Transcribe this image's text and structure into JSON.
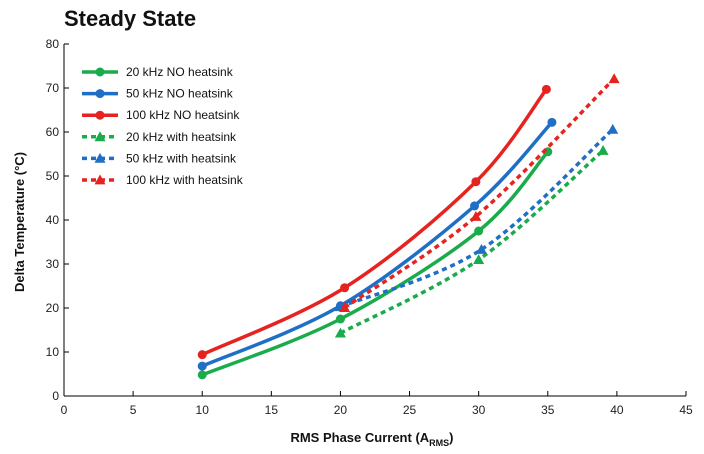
{
  "chart_data": {
    "type": "line",
    "title": "Steady State",
    "xlabel": "RMS Phase Current (A",
    "xlabel_sub": "RMS",
    "xlabel_end": ")",
    "ylabel": "Delta Temperature (°C)",
    "xlim": [
      0,
      45
    ],
    "ylim": [
      0,
      80
    ],
    "xticks": [
      0,
      5,
      10,
      15,
      20,
      25,
      30,
      35,
      40,
      45
    ],
    "yticks": [
      0,
      10,
      20,
      30,
      40,
      50,
      60,
      70,
      80
    ],
    "grid": false,
    "legend_position": "top-left",
    "series": [
      {
        "name": "20 kHz NO heatsink",
        "color": "#1aab4b",
        "style": "solid",
        "marker": "circle",
        "x": [
          10,
          20,
          30,
          35
        ],
        "y": [
          4.8,
          17.5,
          37.5,
          55.5
        ]
      },
      {
        "name": "50 kHz NO heatsink",
        "color": "#1f6fc6",
        "style": "solid",
        "marker": "circle",
        "x": [
          10,
          20,
          29.7,
          35.3
        ],
        "y": [
          6.8,
          20.5,
          43.2,
          62.2
        ]
      },
      {
        "name": "100 kHz NO heatsink",
        "color": "#e52421",
        "style": "solid",
        "marker": "circle",
        "x": [
          10,
          20.3,
          29.8,
          34.9
        ],
        "y": [
          9.4,
          24.6,
          48.7,
          69.7
        ]
      },
      {
        "name": "20 kHz with heatsink",
        "color": "#1aab4b",
        "style": "dashed",
        "marker": "triangle",
        "x": [
          20,
          30,
          39
        ],
        "y": [
          14.3,
          31,
          55.8
        ]
      },
      {
        "name": "50 kHz with heatsink",
        "color": "#1f6fc6",
        "style": "dashed",
        "marker": "triangle",
        "x": [
          20,
          30.2,
          39.7
        ],
        "y": [
          20.3,
          33.3,
          60.6
        ]
      },
      {
        "name": "100 kHz with heatsink",
        "color": "#e52421",
        "style": "dashed",
        "marker": "triangle",
        "x": [
          20.3,
          29.8,
          39.8
        ],
        "y": [
          20.1,
          40.8,
          72.1
        ]
      }
    ]
  }
}
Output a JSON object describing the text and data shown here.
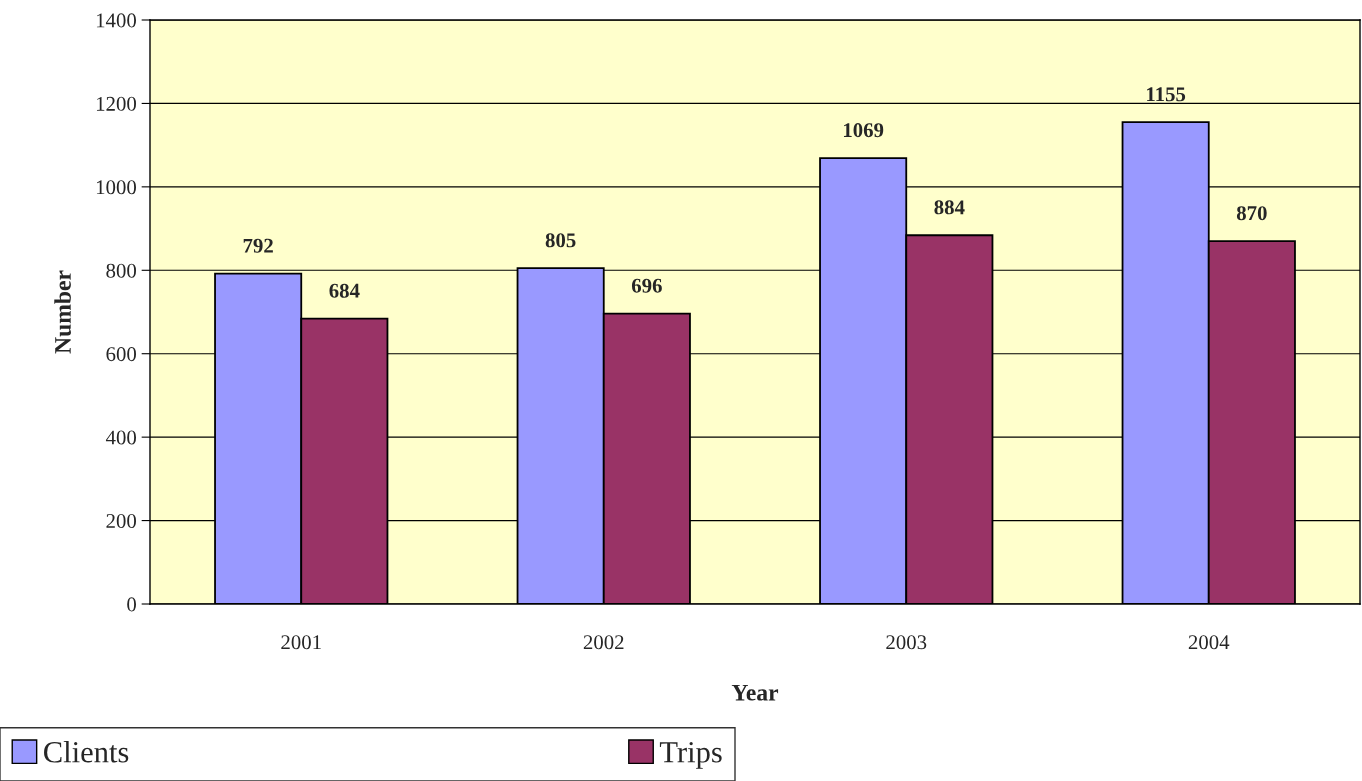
{
  "chart_data": {
    "type": "bar",
    "xlabel": "Year",
    "ylabel": "Number",
    "categories": [
      "2001",
      "2002",
      "2003",
      "2004"
    ],
    "series": [
      {
        "name": "Clients",
        "color": "#9999ff",
        "values": [
          792,
          805,
          1069,
          1155
        ]
      },
      {
        "name": "Trips",
        "color": "#993366",
        "values": [
          684,
          696,
          884,
          870
        ]
      }
    ],
    "ylim": [
      0,
      1400
    ],
    "yticks": [
      0,
      200,
      400,
      600,
      800,
      1000,
      1200,
      1400
    ],
    "grid": "y",
    "legend": "bottom left",
    "data_labels": true
  }
}
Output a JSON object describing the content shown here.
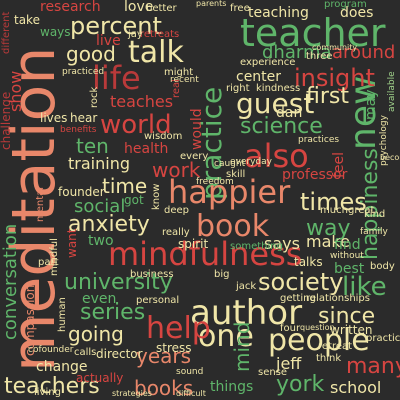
{
  "words": {
    "meditation": "meditation",
    "mindfulness": "mindfulness",
    "teacher": "teacher",
    "author": "author",
    "practice": "practice",
    "also": "also",
    "people": "people",
    "book": "book",
    "talk": "talk",
    "world": "world",
    "life": "life",
    "new": "new",
    "happier": "happier",
    "one": "one",
    "guest": "guest",
    "help": "help",
    "science": "science",
    "insight": "insight",
    "work": "work",
    "percent": "percent",
    "anxiety": "anxiety",
    "times": "times",
    "university": "university",
    "series": "series",
    "society": "society",
    "way": "way",
    "first": "first",
    "since": "since",
    "happiness": "happiness",
    "like": "like",
    "years": "years",
    "going": "going",
    "teachers": "teachers",
    "books": "books",
    "many": "many",
    "york": "york",
    "conversation": "conversation",
    "good": "good",
    "time": "time",
    "social": "social",
    "ten": "ten",
    "training": "training",
    "teaches": "teaches",
    "dharma": "dharma",
    "around": "around",
    "center": "center",
    "teaching": "teaching",
    "does": "does",
    "research": "research",
    "love": "love",
    "show": "show",
    "live": "live",
    "mind": "mind",
    "make": "make",
    "says": "says",
    "jeff": "jeff",
    "school": "school",
    "things": "things",
    "change": "change",
    "professor": "professor",
    "health": "health",
    "two": "two",
    "want": "want",
    "challenge": "challenge",
    "compassion": "compassion",
    "would": "would",
    "dan": "dan",
    "feel": "feel",
    "may": "may",
    "best": "best",
    "find": "find",
    "talks": "talks",
    "something": "something",
    "director": "director",
    "lives": "lives",
    "take": "take",
    "ways": "ways",
    "different": "different",
    "better": "better",
    "retreats": "retreats",
    "might": "might",
    "real": "real",
    "rock": "rock",
    "hear": "hear",
    "wisdom": "wisdom",
    "founder": "founder",
    "got": "got",
    "every": "every",
    "even": "even",
    "stress": "stress",
    "three": "three",
    "experience": "experience",
    "right": "right",
    "relationships": "relationships",
    "part": "part",
    "mental": "mental",
    "written": "written",
    "practical": "practical",
    "think": "think",
    "retreat": "retreat",
    "getting": "getting",
    "personal": "personal",
    "spirit": "spirit",
    "really": "really",
    "deep": "deep",
    "skill": "skill",
    "four": "four",
    "question": "question",
    "sense": "sense",
    "kind": "kind",
    "great": "great",
    "much": "much",
    "program": "program",
    "free": "free",
    "parents": "parents",
    "jay": "jay",
    "kindness": "kindness",
    "everyday": "everyday",
    "caught": "caught",
    "freedom": "freedom",
    "business": "business",
    "actually": "actually",
    "living": "living",
    "calls": "calls",
    "cofounder": "cofounder",
    "strategies": "strategies",
    "difficult": "difficult",
    "sound": "sound",
    "jack": "jack",
    "body": "body",
    "family": "family",
    "without": "without",
    "benefits": "benefits",
    "recent": "recent",
    "community": "community",
    "human": "human",
    "mindful": "mindful",
    "become": "become",
    "available": "available",
    "psychology": "psychology",
    "big": "big",
    "practiced": "practiced",
    "practices": "practices",
    "know": "know"
  }
}
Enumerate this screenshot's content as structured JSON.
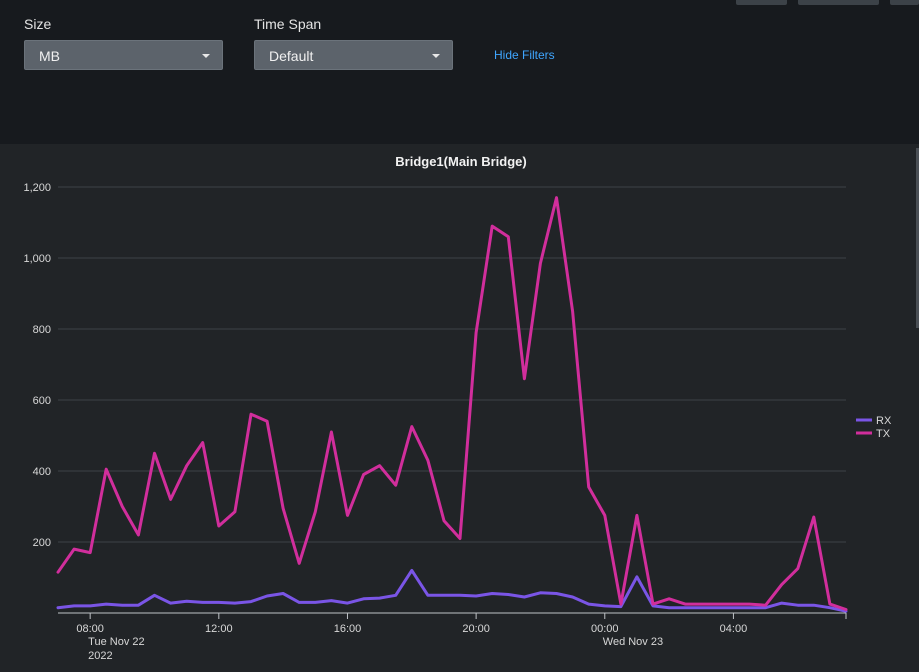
{
  "filters": {
    "size": {
      "label": "Size",
      "value": "MB"
    },
    "time_span": {
      "label": "Time Span",
      "value": "Default"
    },
    "hide_filters_label": "Hide Filters"
  },
  "chart_data": {
    "type": "line",
    "title": "Bridge1(Main Bridge)",
    "xlabel": "",
    "ylabel": "",
    "ylim": [
      0,
      1200
    ],
    "y_ticks": [
      200,
      400,
      600,
      800,
      "1,000",
      "1,200"
    ],
    "x_ticks": [
      {
        "hour": 8,
        "label": "08:00",
        "sub": [
          "Tue Nov 22",
          "2022"
        ]
      },
      {
        "hour": 12,
        "label": "12:00",
        "sub": []
      },
      {
        "hour": 16,
        "label": "16:00",
        "sub": []
      },
      {
        "hour": 20,
        "label": "20:00",
        "sub": []
      },
      {
        "hour": 24,
        "label": "00:00",
        "sub": [
          "Wed Nov 23"
        ]
      },
      {
        "hour": 28,
        "label": "04:00",
        "sub": []
      }
    ],
    "x_hours": [
      7.0,
      7.5,
      8.0,
      8.5,
      9.0,
      9.5,
      10.0,
      10.5,
      11.0,
      11.5,
      12.0,
      12.5,
      13.0,
      13.5,
      14.0,
      14.5,
      15.0,
      15.5,
      16.0,
      16.5,
      17.0,
      17.5,
      18.0,
      18.5,
      19.0,
      19.5,
      20.0,
      20.5,
      21.0,
      21.5,
      22.0,
      22.5,
      23.0,
      23.5,
      24.0,
      24.5,
      25.0,
      25.5,
      26.0,
      26.5,
      27.0,
      27.5,
      28.0,
      28.5,
      29.0,
      29.5,
      30.0,
      30.5,
      31.0,
      31.5
    ],
    "legend_position": "right",
    "grid": true,
    "series": [
      {
        "name": "RX",
        "color": "#7a55e6",
        "values": [
          15,
          20,
          20,
          25,
          22,
          22,
          50,
          28,
          33,
          30,
          30,
          28,
          32,
          48,
          55,
          30,
          30,
          35,
          28,
          40,
          42,
          50,
          120,
          50,
          50,
          50,
          48,
          55,
          52,
          45,
          57,
          55,
          45,
          25,
          20,
          18,
          102,
          20,
          15,
          15,
          15,
          15,
          15,
          15,
          15,
          28,
          22,
          22,
          15,
          5
        ]
      },
      {
        "name": "TX",
        "color": "#d12e9c",
        "values": [
          115,
          180,
          170,
          405,
          300,
          220,
          450,
          320,
          415,
          480,
          245,
          285,
          560,
          540,
          295,
          140,
          285,
          510,
          275,
          390,
          415,
          360,
          525,
          430,
          260,
          210,
          790,
          1090,
          1060,
          660,
          985,
          1170,
          850,
          355,
          275,
          25,
          275,
          25,
          40,
          25,
          25,
          25,
          25,
          25,
          22,
          80,
          125,
          270,
          25,
          10
        ]
      }
    ]
  }
}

# # # # #

Select and copy every line of the listing with the word "Output".

## Answer to this task
Output a JSON object describing the text and data shown here.
Output a JSON object describing the content shown here.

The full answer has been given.